------ Data in this exercise ------
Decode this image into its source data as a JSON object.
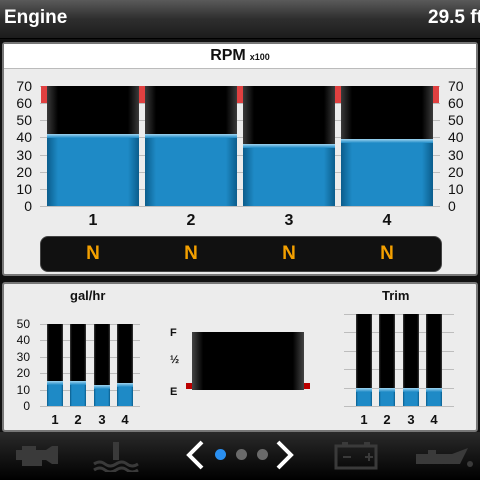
{
  "header": {
    "title": "Engine",
    "value": "29.5 ft"
  },
  "rpm_panel": {
    "title": "RPM",
    "unit": "x100",
    "ticks": [
      "70",
      "60",
      "50",
      "40",
      "30",
      "20",
      "10",
      "0"
    ],
    "engines": [
      "1",
      "2",
      "3",
      "4"
    ],
    "gears": [
      "N",
      "N",
      "N",
      "N"
    ]
  },
  "fuel_rate": {
    "title": "gal/hr",
    "ticks": [
      "50",
      "40",
      "30",
      "20",
      "10",
      "0"
    ],
    "engines": [
      "1",
      "2",
      "3",
      "4"
    ]
  },
  "tank": {
    "full": "F",
    "half": "½",
    "empty": "E",
    "level": 1.0
  },
  "trim": {
    "title": "Trim",
    "engines": [
      "1",
      "2",
      "3",
      "4"
    ],
    "levels": [
      0.2,
      0.2,
      0.2,
      0.2
    ]
  },
  "nav": {
    "icons": [
      "engine-icon",
      "coolant-temp-icon",
      "battery-icon",
      "oil-pressure-icon"
    ],
    "page_dots": 3,
    "active_dot": 0
  },
  "chart_data": [
    {
      "type": "bar",
      "title": "RPM",
      "ylabel": "x100",
      "categories": [
        "1",
        "2",
        "3",
        "4"
      ],
      "values": [
        42,
        42,
        36,
        39
      ],
      "ylim": [
        0,
        70
      ],
      "redline_from": 60
    },
    {
      "type": "bar",
      "title": "gal/hr",
      "categories": [
        "1",
        "2",
        "3",
        "4"
      ],
      "values": [
        15,
        15,
        13,
        14
      ],
      "ylim": [
        0,
        50
      ]
    }
  ],
  "colors": {
    "bar_fill": "#1e8ac6",
    "gear_text": "#f4a000",
    "redline": "#e04040",
    "active_dot": "#2a8ff0"
  }
}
------
• Exercise directions:
Copy out each line word for word, please, skipping the images.

• Exercise output:
Decode this image into its source data as a JSON object.
{
  "header": {
    "title": "Engine",
    "value": "29.5 ft"
  },
  "rpm_panel": {
    "title": "RPM",
    "unit": "x100",
    "ticks": [
      "70",
      "60",
      "50",
      "40",
      "30",
      "20",
      "10",
      "0"
    ],
    "engines": [
      "1",
      "2",
      "3",
      "4"
    ],
    "gears": [
      "N",
      "N",
      "N",
      "N"
    ]
  },
  "fuel_rate": {
    "title": "gal/hr",
    "ticks": [
      "50",
      "40",
      "30",
      "20",
      "10",
      "0"
    ],
    "engines": [
      "1",
      "2",
      "3",
      "4"
    ]
  },
  "tank": {
    "full": "F",
    "half": "½",
    "empty": "E",
    "level": 1.0
  },
  "trim": {
    "title": "Trim",
    "engines": [
      "1",
      "2",
      "3",
      "4"
    ],
    "levels": [
      0.2,
      0.2,
      0.2,
      0.2
    ]
  },
  "nav": {
    "icons": [
      "engine-icon",
      "coolant-temp-icon",
      "battery-icon",
      "oil-pressure-icon"
    ],
    "page_dots": 3,
    "active_dot": 0
  },
  "chart_data": [
    {
      "type": "bar",
      "title": "RPM",
      "ylabel": "x100",
      "categories": [
        "1",
        "2",
        "3",
        "4"
      ],
      "values": [
        42,
        42,
        36,
        39
      ],
      "ylim": [
        0,
        70
      ],
      "redline_from": 60
    },
    {
      "type": "bar",
      "title": "gal/hr",
      "categories": [
        "1",
        "2",
        "3",
        "4"
      ],
      "values": [
        15,
        15,
        13,
        14
      ],
      "ylim": [
        0,
        50
      ]
    }
  ],
  "colors": {
    "bar_fill": "#1e8ac6",
    "gear_text": "#f4a000",
    "redline": "#e04040",
    "active_dot": "#2a8ff0"
  }
}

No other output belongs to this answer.